• _What you need to do_:
Go through each line of the records below and count those with the word "oder". Give only the count.

• _Extracted material_:
-- start --
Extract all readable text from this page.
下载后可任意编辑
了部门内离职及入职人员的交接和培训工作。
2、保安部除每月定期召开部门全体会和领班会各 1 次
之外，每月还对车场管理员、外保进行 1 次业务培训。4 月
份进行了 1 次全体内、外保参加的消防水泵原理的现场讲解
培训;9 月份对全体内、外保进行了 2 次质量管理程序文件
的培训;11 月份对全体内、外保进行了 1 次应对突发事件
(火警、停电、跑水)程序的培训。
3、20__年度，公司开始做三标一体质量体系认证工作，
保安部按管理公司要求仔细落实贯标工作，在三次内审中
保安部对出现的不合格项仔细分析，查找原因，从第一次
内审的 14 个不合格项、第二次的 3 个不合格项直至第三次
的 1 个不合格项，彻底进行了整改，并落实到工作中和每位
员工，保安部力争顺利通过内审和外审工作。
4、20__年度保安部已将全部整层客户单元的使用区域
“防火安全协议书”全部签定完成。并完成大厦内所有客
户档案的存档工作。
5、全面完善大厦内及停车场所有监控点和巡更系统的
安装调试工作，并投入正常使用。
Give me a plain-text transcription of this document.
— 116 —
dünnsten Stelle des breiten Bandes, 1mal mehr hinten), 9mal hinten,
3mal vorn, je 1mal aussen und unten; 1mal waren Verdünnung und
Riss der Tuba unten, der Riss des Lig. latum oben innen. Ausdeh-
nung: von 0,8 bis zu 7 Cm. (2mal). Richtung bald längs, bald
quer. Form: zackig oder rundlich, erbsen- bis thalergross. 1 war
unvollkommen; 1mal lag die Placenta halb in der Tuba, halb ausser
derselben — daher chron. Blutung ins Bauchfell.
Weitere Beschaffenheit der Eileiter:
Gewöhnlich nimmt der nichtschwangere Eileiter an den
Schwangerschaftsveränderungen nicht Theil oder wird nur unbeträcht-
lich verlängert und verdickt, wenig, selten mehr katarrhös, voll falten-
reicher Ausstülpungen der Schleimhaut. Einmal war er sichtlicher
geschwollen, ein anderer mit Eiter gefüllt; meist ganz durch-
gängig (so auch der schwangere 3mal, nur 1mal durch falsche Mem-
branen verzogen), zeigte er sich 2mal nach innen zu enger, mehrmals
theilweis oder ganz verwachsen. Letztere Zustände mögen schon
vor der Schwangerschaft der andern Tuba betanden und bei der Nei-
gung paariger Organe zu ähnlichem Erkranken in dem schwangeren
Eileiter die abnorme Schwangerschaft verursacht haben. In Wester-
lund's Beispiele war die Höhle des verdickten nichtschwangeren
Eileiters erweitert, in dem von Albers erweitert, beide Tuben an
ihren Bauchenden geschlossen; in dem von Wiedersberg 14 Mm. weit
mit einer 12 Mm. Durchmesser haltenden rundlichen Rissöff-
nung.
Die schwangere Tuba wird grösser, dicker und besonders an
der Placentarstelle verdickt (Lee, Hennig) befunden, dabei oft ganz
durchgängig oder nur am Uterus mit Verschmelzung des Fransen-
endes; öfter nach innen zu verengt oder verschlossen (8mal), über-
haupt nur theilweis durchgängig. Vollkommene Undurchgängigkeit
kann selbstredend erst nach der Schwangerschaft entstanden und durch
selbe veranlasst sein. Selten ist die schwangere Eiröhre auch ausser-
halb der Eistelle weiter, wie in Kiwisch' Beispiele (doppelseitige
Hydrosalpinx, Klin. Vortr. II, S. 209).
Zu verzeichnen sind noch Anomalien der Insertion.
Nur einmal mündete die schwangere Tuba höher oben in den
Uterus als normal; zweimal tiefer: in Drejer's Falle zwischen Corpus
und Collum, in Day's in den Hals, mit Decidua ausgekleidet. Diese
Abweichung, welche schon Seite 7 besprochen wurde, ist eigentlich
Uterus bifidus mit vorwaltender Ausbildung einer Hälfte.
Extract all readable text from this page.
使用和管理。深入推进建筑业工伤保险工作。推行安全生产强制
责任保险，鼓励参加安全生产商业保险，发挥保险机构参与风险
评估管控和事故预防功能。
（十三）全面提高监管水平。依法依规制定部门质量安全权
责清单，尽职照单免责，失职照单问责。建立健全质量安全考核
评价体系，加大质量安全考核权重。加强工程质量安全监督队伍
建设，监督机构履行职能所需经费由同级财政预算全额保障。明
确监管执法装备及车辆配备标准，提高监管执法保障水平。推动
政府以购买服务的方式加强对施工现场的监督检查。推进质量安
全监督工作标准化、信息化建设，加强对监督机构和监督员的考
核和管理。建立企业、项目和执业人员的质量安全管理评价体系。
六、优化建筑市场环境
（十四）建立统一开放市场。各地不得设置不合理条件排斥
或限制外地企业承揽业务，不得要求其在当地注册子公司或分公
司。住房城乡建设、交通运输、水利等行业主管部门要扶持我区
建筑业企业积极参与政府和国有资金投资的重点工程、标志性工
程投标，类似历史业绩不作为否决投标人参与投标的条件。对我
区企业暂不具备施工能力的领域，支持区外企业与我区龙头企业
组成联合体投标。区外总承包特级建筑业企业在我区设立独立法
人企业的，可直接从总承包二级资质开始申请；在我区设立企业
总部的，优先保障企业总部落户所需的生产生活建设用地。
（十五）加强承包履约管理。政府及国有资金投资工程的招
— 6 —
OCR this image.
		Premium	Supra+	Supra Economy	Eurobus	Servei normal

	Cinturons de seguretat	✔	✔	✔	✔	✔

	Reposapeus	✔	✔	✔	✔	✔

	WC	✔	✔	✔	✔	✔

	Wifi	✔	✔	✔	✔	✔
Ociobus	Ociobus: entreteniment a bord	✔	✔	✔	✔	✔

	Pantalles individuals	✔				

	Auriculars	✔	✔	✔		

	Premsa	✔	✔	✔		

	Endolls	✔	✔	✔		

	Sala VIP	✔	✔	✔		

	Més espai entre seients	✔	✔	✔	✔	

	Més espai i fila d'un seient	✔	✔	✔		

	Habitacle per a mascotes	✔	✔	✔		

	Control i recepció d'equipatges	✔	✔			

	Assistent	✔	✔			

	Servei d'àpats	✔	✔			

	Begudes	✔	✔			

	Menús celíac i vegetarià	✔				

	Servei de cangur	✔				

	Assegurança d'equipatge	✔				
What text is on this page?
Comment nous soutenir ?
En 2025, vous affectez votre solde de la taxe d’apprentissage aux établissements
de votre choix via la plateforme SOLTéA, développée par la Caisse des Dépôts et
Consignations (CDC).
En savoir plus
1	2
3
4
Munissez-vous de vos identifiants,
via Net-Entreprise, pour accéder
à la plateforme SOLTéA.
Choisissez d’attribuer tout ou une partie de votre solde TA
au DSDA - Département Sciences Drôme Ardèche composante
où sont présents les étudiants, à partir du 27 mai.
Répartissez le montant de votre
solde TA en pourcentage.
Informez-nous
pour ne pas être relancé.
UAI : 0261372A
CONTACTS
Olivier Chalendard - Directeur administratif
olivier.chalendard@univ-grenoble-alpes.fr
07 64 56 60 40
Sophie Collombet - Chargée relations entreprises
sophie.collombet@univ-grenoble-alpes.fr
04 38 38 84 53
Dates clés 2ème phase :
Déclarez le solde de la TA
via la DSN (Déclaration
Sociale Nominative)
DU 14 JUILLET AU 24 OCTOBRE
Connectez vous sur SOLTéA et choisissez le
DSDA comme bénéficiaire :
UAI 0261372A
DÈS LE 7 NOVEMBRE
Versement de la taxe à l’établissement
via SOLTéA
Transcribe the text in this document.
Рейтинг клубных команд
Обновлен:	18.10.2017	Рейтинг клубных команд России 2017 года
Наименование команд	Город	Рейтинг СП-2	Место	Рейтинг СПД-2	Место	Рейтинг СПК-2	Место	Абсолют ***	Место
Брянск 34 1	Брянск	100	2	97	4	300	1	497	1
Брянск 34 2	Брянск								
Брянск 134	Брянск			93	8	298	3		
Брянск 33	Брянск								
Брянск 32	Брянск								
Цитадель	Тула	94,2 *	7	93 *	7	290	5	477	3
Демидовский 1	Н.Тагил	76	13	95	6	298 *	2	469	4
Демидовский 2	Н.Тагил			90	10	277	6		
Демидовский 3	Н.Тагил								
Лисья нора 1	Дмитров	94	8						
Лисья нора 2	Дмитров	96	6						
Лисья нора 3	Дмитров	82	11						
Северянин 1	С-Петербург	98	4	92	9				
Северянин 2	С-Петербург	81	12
-- end --
• _Correct output_:
5